§ **BRIEF**: Everything in the listing except the pictures should be written out exactly.

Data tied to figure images
::::
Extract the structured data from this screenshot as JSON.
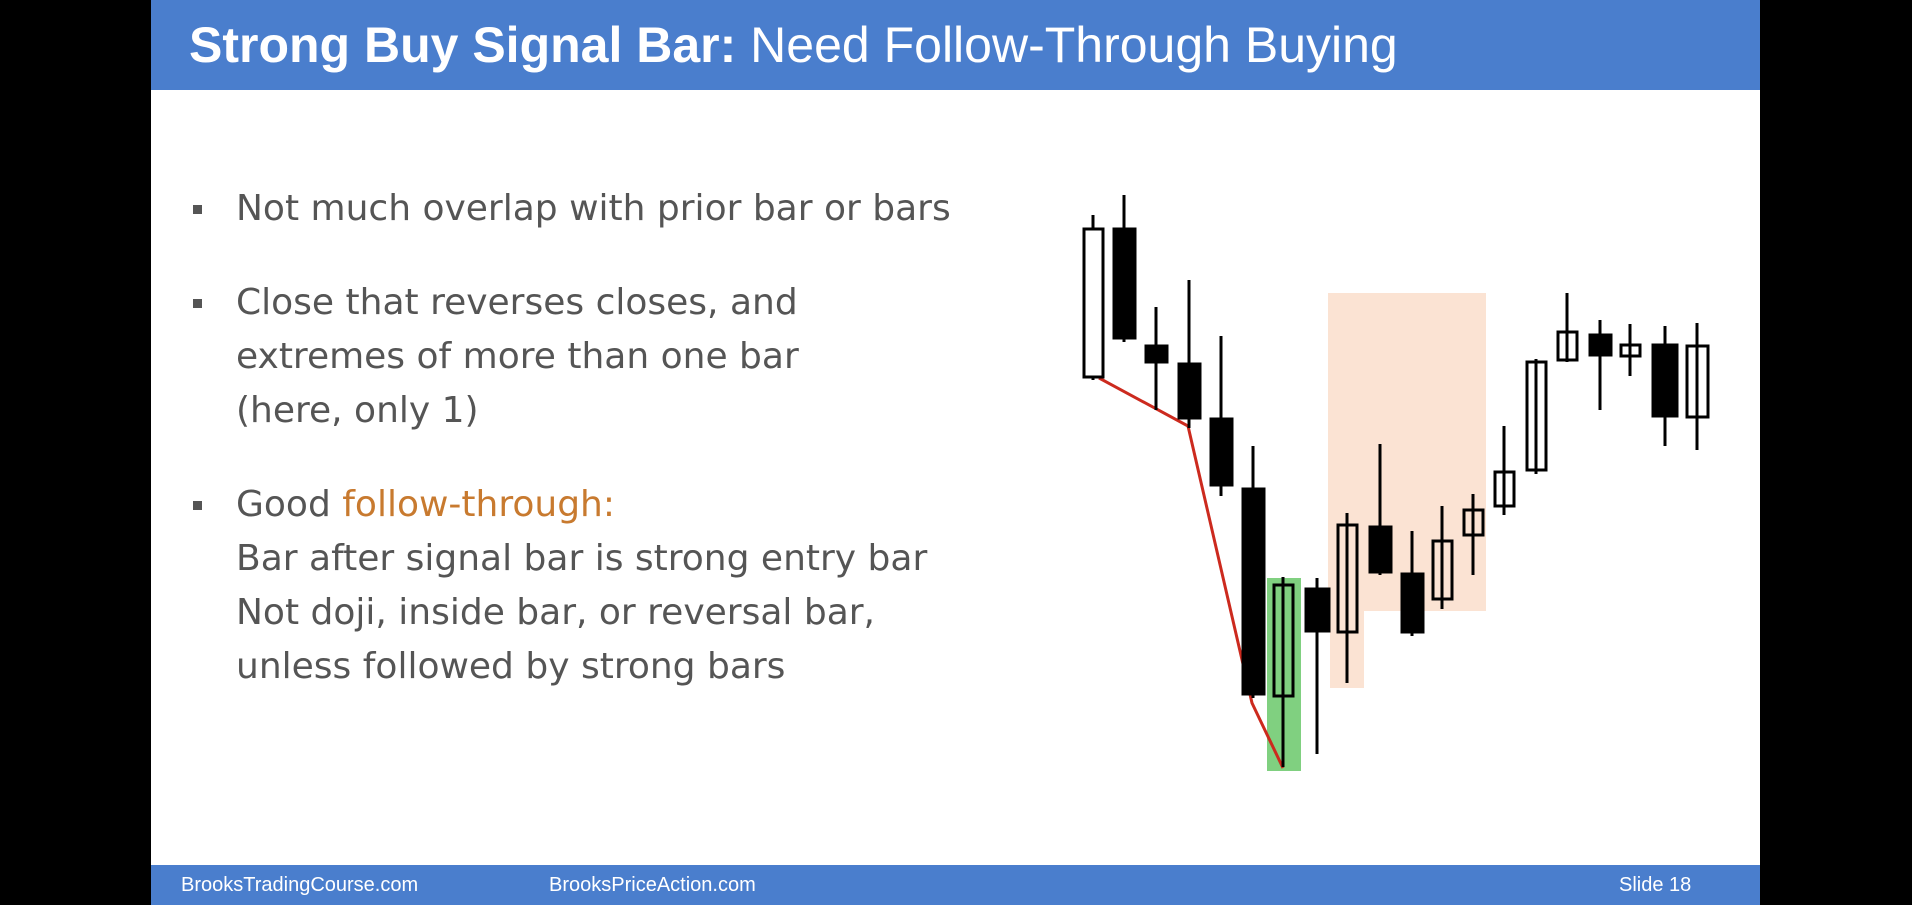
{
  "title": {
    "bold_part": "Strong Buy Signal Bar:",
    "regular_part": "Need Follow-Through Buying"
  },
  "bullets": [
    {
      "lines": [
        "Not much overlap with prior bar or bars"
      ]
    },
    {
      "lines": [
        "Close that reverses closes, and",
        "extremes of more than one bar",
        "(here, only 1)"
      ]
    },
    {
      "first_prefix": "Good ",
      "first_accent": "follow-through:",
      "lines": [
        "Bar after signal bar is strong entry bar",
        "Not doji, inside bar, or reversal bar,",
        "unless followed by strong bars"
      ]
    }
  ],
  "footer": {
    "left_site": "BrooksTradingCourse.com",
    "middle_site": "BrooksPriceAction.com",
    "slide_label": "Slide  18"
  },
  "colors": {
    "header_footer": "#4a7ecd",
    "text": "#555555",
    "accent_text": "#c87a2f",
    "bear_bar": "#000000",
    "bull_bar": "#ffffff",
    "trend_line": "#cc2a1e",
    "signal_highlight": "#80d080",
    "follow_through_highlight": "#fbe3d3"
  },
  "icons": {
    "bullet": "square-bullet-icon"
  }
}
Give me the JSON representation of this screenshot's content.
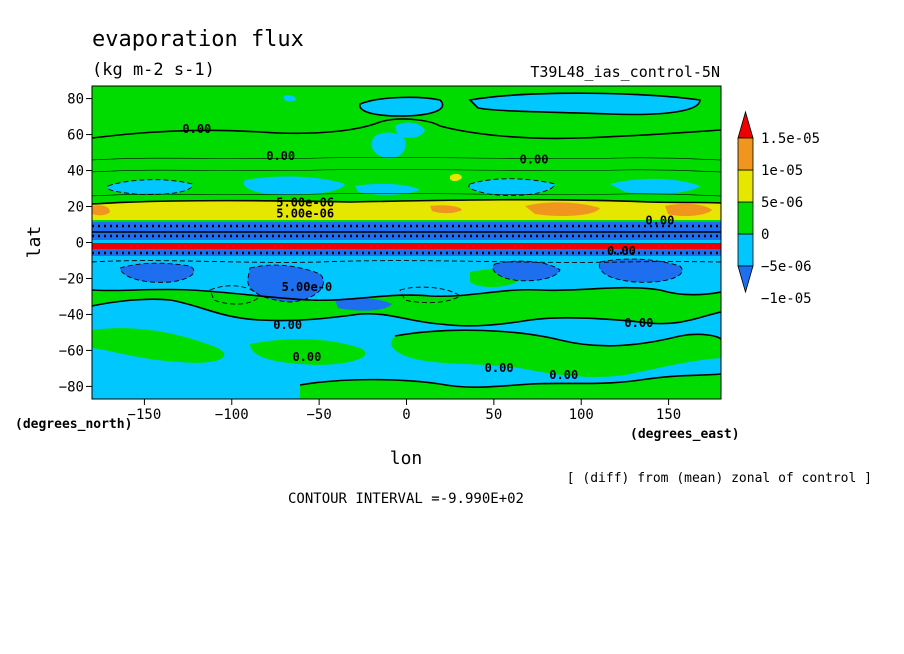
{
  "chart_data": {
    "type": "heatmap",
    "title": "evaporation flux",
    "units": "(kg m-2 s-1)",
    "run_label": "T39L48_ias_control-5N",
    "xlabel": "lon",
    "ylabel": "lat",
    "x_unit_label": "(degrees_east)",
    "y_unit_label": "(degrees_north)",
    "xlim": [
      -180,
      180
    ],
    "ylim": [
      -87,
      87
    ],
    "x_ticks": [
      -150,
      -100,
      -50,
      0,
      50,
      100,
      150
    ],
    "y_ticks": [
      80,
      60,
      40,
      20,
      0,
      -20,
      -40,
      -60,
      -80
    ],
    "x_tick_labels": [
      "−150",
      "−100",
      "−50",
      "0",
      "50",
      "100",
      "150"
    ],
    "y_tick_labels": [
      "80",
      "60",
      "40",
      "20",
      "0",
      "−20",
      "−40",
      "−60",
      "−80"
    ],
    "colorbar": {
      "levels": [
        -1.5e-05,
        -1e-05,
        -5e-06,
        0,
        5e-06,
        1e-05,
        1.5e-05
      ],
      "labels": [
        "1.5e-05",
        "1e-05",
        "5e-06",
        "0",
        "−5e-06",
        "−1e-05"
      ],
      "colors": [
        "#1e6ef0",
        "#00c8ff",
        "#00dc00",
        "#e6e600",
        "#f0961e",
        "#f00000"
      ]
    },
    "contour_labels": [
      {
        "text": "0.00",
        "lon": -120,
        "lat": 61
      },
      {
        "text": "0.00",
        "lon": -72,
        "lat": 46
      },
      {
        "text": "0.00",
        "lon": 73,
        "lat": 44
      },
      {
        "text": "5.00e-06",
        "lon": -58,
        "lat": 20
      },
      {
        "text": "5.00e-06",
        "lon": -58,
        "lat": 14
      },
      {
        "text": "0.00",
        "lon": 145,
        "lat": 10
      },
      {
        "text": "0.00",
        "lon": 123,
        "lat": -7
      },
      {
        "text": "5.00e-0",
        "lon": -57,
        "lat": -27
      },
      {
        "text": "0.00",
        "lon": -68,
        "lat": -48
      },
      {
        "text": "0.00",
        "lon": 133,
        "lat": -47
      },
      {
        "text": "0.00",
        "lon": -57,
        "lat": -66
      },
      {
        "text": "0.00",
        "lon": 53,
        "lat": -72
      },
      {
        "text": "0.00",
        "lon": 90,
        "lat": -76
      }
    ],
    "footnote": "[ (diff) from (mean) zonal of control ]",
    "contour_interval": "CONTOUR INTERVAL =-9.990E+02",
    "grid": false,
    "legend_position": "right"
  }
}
::::
§ **RESULT**:
Extract the structured data from this screenshot as JSON.
{
  "title": {
    "bold_part": "Strong Buy Signal Bar:",
    "regular_part": "Need Follow-Through Buying"
  },
  "bullets": [
    {
      "lines": [
        "Not much overlap with prior bar or bars"
      ]
    },
    {
      "lines": [
        "Close that reverses closes, and",
        "extremes of more than one bar",
        "(here, only 1)"
      ]
    },
    {
      "first_prefix": "Good ",
      "first_accent": "follow-through:",
      "lines": [
        "Bar after signal bar is strong entry bar",
        "Not doji, inside bar, or reversal bar,",
        "unless followed by strong bars"
      ]
    }
  ],
  "footer": {
    "left_site": "BrooksTradingCourse.com",
    "middle_site": "BrooksPriceAction.com",
    "slide_label": "Slide  18"
  },
  "colors": {
    "header_footer": "#4a7ecd",
    "text": "#555555",
    "accent_text": "#c87a2f",
    "bear_bar": "#000000",
    "bull_bar": "#ffffff",
    "trend_line": "#cc2a1e",
    "signal_highlight": "#80d080",
    "follow_through_highlight": "#fbe3d3"
  },
  "icons": {
    "bullet": "square-bullet-icon"
  }
}
Give me the JSON representation of this screenshot's content.
{
  "chart_data": {
    "type": "heatmap",
    "title": "evaporation flux",
    "units": "(kg m-2 s-1)",
    "run_label": "T39L48_ias_control-5N",
    "xlabel": "lon",
    "ylabel": "lat",
    "x_unit_label": "(degrees_east)",
    "y_unit_label": "(degrees_north)",
    "xlim": [
      -180,
      180
    ],
    "ylim": [
      -87,
      87
    ],
    "x_ticks": [
      -150,
      -100,
      -50,
      0,
      50,
      100,
      150
    ],
    "y_ticks": [
      80,
      60,
      40,
      20,
      0,
      -20,
      -40,
      -60,
      -80
    ],
    "x_tick_labels": [
      "−150",
      "−100",
      "−50",
      "0",
      "50",
      "100",
      "150"
    ],
    "y_tick_labels": [
      "80",
      "60",
      "40",
      "20",
      "0",
      "−20",
      "−40",
      "−60",
      "−80"
    ],
    "colorbar": {
      "levels": [
        -1.5e-05,
        -1e-05,
        -5e-06,
        0,
        5e-06,
        1e-05,
        1.5e-05
      ],
      "labels": [
        "1.5e-05",
        "1e-05",
        "5e-06",
        "0",
        "−5e-06",
        "−1e-05"
      ],
      "colors": [
        "#1e6ef0",
        "#00c8ff",
        "#00dc00",
        "#e6e600",
        "#f0961e",
        "#f00000"
      ]
    },
    "contour_labels": [
      {
        "text": "0.00",
        "lon": -120,
        "lat": 61
      },
      {
        "text": "0.00",
        "lon": -72,
        "lat": 46
      },
      {
        "text": "0.00",
        "lon": 73,
        "lat": 44
      },
      {
        "text": "5.00e-06",
        "lon": -58,
        "lat": 20
      },
      {
        "text": "5.00e-06",
        "lon": -58,
        "lat": 14
      },
      {
        "text": "0.00",
        "lon": 145,
        "lat": 10
      },
      {
        "text": "0.00",
        "lon": 123,
        "lat": -7
      },
      {
        "text": "5.00e-0",
        "lon": -57,
        "lat": -27
      },
      {
        "text": "0.00",
        "lon": -68,
        "lat": -48
      },
      {
        "text": "0.00",
        "lon": 133,
        "lat": -47
      },
      {
        "text": "0.00",
        "lon": -57,
        "lat": -66
      },
      {
        "text": "0.00",
        "lon": 53,
        "lat": -72
      },
      {
        "text": "0.00",
        "lon": 90,
        "lat": -76
      }
    ],
    "footnote": "[ (diff) from (mean) zonal of control ]",
    "contour_interval": "CONTOUR INTERVAL =-9.990E+02",
    "grid": false,
    "legend_position": "right"
  }
}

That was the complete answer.